| EXERCISE INSTRUCTIONS |
Give back the full listing, character for character, with no pictures.

>> Begin

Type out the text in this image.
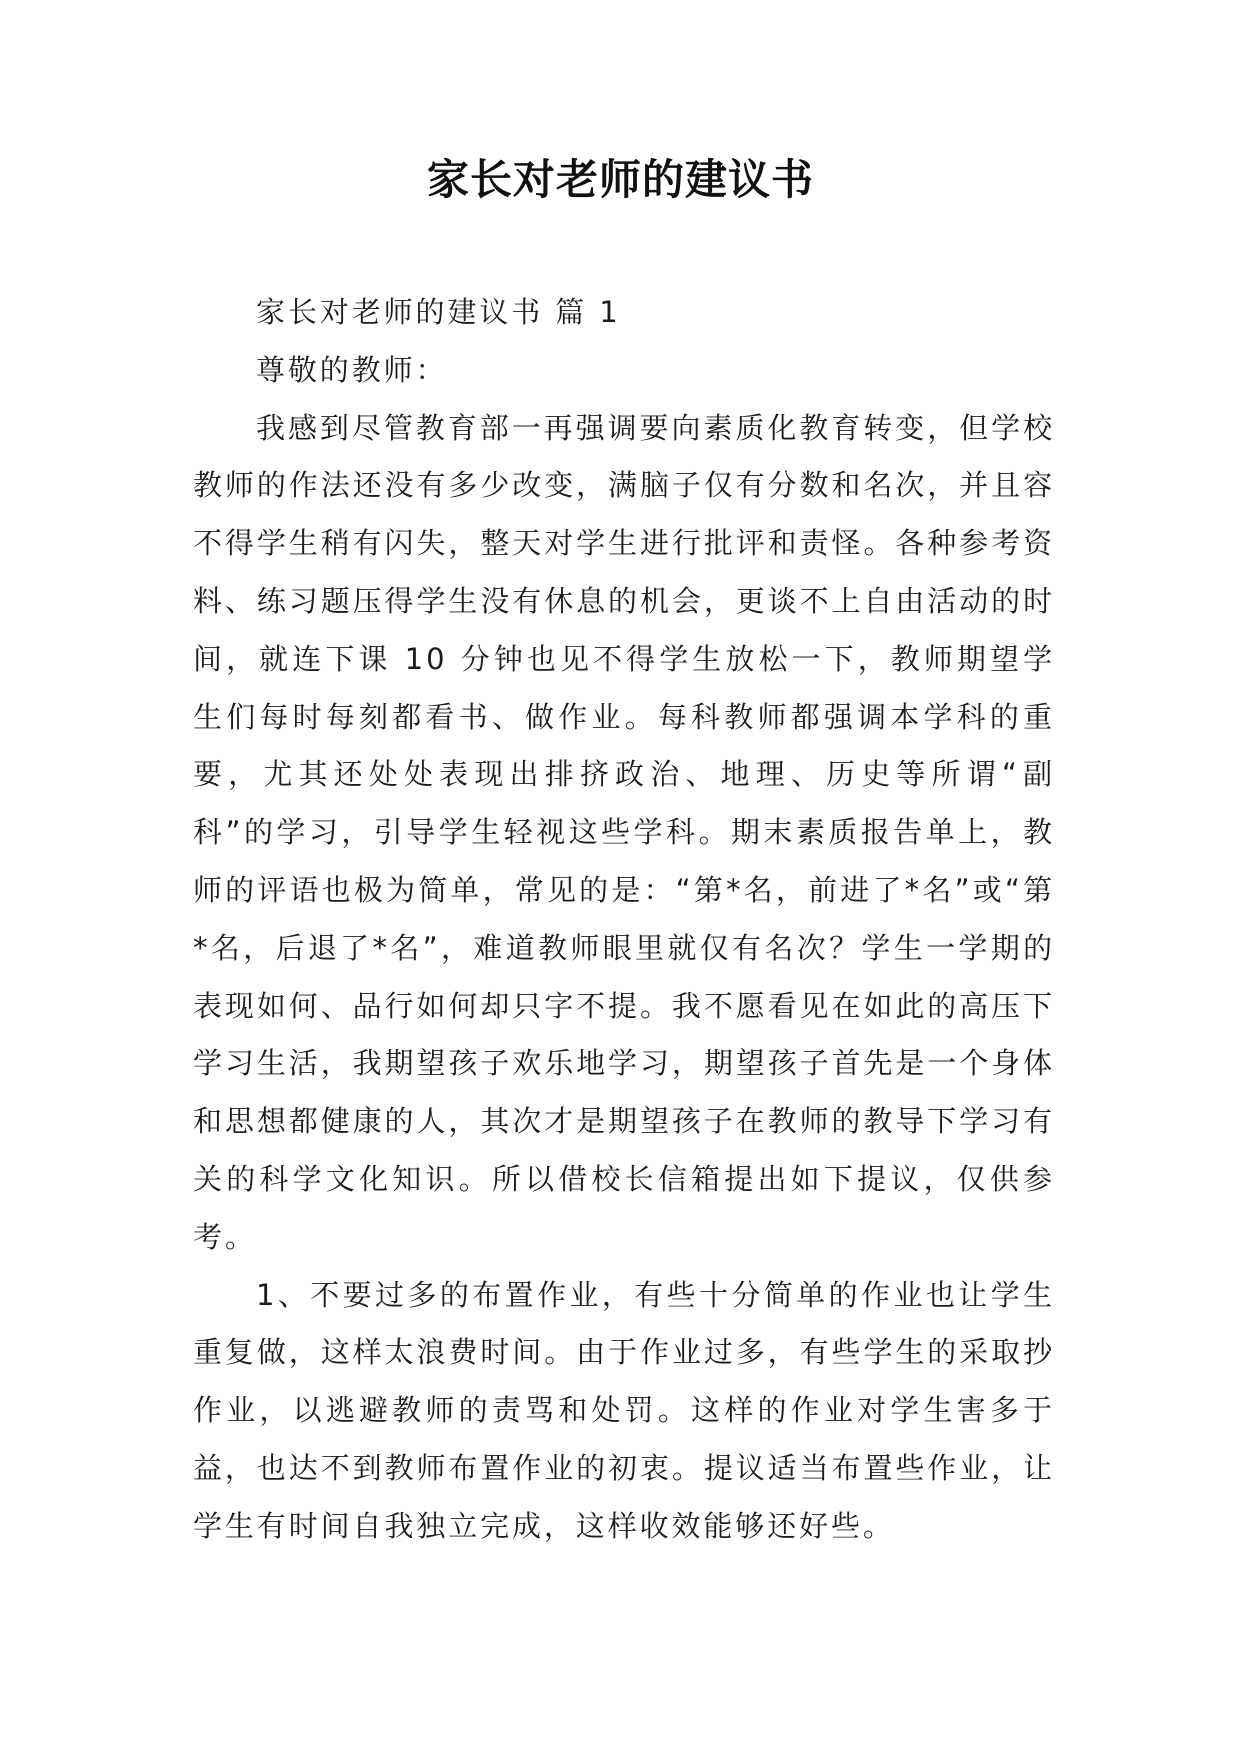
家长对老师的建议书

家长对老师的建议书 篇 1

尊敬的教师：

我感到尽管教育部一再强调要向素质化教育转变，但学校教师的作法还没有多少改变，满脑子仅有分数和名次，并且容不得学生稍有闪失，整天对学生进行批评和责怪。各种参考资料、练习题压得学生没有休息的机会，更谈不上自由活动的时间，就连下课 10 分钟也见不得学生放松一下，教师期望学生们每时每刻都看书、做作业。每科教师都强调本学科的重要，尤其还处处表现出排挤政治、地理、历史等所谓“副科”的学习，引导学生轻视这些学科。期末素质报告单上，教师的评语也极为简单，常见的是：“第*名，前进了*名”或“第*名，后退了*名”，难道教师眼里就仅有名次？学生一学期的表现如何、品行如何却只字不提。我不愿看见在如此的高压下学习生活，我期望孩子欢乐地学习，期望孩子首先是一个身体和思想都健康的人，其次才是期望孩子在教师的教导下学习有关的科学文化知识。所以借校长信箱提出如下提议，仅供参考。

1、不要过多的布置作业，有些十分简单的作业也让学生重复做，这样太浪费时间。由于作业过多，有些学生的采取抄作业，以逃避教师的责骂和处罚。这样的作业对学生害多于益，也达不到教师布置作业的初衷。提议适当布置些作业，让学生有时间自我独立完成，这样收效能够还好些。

>> End

| THE RESPONSE |
Type out the text in this image.
家长对老师的建议书

家长对老师的建议书 篇 1

尊敬的教师：

我感到尽管教育部一再强调要向素质化教育转变，但学校教师的作法还没有多少改变，满脑子仅有分数和名次，并且容不得学生稍有闪失，整天对学生进行批评和责怪。各种参考资料、练习题压得学生没有休息的机会，更谈不上自由活动的时间，就连下课 10 分钟也见不得学生放松一下，教师期望学生们每时每刻都看书、做作业。每科教师都强调本学科的重要，尤其还处处表现出排挤政治、地理、历史等所谓“副科”的学习，引导学生轻视这些学科。期末素质报告单上，教师的评语也极为简单，常见的是：“第*名，前进了*名”或“第*名，后退了*名”，难道教师眼里就仅有名次？学生一学期的表现如何、品行如何却只字不提。我不愿看见在如此的高压下学习生活，我期望孩子欢乐地学习，期望孩子首先是一个身体和思想都健康的人，其次才是期望孩子在教师的教导下学习有关的科学文化知识。所以借校长信箱提出如下提议，仅供参考。

1、不要过多的布置作业，有些十分简单的作业也让学生重复做，这样太浪费时间。由于作业过多，有些学生的采取抄作业，以逃避教师的责骂和处罚。这样的作业对学生害多于益，也达不到教师布置作业的初衷。提议适当布置些作业，让学生有时间自我独立完成，这样收效能够还好些。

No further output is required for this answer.